(What the exercise asks): Which lines hold the word "Length"? Copy each one.

Stored data

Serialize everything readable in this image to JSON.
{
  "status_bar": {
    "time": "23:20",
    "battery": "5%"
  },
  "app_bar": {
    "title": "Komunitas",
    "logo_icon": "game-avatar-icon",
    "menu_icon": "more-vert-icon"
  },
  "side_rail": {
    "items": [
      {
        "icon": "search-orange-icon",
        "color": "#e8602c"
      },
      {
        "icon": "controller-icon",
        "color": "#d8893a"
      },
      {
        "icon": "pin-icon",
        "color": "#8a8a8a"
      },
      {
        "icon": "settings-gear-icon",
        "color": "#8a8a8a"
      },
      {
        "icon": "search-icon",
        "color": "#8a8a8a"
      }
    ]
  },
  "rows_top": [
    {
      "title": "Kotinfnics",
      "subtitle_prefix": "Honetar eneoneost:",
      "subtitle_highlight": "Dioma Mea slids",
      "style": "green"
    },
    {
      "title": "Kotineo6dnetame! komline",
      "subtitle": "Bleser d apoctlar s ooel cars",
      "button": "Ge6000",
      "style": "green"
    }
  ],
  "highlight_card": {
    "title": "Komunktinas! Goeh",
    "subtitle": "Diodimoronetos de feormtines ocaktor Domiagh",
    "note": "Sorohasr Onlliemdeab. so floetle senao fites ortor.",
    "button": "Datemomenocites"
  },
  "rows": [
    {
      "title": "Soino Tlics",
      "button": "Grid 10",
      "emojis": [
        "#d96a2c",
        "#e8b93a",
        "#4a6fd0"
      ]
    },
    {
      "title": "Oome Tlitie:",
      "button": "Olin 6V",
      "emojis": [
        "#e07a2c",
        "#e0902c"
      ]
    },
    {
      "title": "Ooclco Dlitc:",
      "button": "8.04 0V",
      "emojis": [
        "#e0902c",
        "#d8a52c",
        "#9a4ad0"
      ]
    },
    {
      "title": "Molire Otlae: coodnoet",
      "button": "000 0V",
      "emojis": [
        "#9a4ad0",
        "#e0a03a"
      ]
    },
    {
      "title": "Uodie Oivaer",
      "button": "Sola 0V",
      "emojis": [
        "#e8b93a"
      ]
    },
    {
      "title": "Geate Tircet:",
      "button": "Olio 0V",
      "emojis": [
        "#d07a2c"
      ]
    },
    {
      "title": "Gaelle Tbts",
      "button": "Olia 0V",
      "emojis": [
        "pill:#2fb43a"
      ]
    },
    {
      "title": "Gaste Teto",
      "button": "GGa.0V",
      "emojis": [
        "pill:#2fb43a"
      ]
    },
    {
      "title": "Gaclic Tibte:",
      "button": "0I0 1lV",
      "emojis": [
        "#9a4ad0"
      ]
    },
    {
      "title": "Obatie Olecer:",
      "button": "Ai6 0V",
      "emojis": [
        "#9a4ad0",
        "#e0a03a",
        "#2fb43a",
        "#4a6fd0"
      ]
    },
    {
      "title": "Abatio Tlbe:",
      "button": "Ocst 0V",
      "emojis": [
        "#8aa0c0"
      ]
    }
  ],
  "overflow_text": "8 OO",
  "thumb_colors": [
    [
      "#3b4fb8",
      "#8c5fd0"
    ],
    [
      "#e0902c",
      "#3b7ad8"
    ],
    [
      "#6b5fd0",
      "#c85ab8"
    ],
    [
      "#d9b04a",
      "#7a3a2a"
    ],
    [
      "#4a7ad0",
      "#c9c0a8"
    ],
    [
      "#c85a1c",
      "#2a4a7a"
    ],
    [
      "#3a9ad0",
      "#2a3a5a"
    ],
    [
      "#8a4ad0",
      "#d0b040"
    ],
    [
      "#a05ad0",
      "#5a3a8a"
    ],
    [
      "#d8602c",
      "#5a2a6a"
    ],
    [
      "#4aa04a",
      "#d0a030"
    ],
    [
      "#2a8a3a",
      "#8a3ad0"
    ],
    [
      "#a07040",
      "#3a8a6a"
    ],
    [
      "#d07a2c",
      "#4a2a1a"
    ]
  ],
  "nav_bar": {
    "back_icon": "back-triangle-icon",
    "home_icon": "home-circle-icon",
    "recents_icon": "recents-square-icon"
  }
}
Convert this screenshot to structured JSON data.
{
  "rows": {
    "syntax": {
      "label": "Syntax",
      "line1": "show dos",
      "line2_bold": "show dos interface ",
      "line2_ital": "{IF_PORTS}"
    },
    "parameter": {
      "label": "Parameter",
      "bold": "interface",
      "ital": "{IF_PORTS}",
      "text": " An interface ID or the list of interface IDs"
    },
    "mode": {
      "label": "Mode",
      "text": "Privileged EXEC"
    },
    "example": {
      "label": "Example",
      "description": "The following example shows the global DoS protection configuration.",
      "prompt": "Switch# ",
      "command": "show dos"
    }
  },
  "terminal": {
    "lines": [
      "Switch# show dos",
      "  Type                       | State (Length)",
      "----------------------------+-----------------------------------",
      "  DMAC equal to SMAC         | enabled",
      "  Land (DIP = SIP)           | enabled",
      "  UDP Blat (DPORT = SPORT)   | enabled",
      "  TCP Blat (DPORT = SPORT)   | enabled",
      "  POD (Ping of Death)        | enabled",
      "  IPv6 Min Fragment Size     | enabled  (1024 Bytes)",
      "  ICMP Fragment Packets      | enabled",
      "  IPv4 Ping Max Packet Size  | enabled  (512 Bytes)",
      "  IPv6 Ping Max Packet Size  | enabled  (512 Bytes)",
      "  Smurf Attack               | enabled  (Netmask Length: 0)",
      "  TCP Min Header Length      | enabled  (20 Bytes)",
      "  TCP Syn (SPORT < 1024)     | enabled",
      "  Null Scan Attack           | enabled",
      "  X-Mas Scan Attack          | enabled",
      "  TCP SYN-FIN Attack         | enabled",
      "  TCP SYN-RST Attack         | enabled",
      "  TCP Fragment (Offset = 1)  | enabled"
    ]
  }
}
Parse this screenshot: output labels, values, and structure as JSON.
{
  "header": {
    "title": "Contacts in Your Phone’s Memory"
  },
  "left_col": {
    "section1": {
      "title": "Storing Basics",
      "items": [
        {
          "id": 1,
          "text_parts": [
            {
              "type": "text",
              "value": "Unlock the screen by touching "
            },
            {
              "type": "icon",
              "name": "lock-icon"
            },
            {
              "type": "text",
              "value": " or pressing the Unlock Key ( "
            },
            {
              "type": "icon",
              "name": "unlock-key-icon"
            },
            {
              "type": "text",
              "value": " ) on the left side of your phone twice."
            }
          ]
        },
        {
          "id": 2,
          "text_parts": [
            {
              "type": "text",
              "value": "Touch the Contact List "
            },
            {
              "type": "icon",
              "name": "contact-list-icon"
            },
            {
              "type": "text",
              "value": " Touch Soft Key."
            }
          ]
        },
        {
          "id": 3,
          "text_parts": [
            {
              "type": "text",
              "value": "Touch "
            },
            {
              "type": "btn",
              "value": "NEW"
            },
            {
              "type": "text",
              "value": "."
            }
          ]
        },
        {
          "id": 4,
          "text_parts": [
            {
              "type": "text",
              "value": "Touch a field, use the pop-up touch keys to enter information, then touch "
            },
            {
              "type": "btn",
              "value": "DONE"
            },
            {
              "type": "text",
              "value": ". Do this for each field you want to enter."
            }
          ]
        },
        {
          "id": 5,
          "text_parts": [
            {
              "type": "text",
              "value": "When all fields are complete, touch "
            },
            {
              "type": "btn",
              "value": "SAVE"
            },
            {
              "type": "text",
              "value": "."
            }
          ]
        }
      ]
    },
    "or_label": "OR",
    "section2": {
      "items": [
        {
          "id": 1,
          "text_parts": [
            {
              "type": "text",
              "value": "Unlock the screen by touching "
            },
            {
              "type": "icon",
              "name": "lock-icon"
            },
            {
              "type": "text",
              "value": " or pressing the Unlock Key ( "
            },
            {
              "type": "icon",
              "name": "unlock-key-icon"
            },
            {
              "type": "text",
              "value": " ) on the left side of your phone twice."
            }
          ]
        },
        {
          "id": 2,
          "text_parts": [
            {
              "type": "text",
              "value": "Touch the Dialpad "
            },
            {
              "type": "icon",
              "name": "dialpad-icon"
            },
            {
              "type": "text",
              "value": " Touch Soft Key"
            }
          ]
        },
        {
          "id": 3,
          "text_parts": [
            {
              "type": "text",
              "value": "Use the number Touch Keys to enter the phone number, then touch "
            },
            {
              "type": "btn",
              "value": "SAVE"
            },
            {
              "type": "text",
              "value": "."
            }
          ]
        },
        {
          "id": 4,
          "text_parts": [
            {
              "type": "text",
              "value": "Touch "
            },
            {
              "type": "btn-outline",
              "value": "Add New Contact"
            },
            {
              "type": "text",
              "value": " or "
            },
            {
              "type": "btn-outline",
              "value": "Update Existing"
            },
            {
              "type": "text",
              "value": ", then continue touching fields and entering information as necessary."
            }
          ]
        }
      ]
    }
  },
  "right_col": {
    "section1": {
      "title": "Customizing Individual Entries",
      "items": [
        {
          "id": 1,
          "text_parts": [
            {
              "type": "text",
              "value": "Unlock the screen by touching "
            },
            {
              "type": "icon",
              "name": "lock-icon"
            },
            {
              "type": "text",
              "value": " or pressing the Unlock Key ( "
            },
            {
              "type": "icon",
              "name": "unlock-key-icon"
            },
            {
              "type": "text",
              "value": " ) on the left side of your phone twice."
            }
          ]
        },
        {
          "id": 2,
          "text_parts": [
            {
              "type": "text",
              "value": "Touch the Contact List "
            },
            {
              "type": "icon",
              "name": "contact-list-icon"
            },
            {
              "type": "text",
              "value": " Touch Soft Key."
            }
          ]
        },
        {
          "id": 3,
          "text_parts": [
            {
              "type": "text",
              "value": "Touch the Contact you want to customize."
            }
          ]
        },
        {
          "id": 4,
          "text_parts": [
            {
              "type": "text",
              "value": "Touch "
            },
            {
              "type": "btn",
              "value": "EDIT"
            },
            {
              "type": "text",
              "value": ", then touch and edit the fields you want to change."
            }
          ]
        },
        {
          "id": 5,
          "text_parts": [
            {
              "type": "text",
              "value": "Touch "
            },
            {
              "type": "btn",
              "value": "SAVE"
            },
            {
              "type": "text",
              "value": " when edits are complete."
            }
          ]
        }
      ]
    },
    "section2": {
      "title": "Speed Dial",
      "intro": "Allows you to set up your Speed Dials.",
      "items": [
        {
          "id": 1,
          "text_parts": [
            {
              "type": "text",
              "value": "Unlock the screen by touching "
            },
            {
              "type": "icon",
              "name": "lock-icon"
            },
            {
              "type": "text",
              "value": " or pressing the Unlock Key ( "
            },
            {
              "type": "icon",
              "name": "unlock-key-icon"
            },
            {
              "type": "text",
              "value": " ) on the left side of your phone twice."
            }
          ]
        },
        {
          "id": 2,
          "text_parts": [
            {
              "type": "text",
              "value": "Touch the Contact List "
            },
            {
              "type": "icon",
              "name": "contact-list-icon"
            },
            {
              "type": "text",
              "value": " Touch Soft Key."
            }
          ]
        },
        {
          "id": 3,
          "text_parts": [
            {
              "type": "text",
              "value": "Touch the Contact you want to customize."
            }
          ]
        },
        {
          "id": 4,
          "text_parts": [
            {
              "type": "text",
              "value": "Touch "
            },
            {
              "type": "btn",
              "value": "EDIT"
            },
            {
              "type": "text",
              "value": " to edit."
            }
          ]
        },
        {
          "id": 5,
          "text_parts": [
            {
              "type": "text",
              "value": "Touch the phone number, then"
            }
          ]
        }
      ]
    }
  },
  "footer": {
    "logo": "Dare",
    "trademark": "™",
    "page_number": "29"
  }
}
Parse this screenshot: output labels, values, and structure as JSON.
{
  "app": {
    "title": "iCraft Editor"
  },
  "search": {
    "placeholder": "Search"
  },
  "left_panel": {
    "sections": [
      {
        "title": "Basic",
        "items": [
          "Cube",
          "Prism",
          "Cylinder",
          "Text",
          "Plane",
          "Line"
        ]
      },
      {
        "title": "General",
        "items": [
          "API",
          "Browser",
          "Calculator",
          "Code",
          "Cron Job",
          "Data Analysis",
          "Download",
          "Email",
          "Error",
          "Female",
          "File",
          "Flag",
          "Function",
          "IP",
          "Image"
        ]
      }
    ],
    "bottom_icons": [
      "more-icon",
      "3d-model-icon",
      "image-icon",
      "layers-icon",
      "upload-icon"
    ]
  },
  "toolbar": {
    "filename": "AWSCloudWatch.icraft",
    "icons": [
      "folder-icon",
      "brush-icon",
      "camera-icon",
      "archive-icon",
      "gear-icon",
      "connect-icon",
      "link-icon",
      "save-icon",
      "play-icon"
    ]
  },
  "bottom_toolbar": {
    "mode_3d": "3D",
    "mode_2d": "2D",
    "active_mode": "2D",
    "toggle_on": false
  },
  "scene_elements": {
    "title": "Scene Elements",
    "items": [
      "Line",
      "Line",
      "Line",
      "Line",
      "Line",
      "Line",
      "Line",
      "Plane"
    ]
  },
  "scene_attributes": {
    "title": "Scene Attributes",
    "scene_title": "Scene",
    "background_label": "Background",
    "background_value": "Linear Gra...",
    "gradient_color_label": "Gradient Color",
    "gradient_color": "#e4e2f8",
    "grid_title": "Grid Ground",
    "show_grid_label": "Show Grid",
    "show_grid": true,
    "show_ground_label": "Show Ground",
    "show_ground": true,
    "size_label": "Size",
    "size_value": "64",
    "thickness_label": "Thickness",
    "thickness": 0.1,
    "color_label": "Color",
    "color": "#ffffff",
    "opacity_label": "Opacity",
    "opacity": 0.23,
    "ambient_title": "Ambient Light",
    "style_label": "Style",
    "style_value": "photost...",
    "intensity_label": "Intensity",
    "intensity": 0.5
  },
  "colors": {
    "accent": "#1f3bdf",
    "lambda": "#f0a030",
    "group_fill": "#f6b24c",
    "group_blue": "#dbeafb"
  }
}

(Solved exercise):
      "  Type                       | State (Length)",
      "  Smurf Attack               | enabled  (Netmask Length: 0)",
      "  TCP Min Header Length      | enabled  (20 Bytes)",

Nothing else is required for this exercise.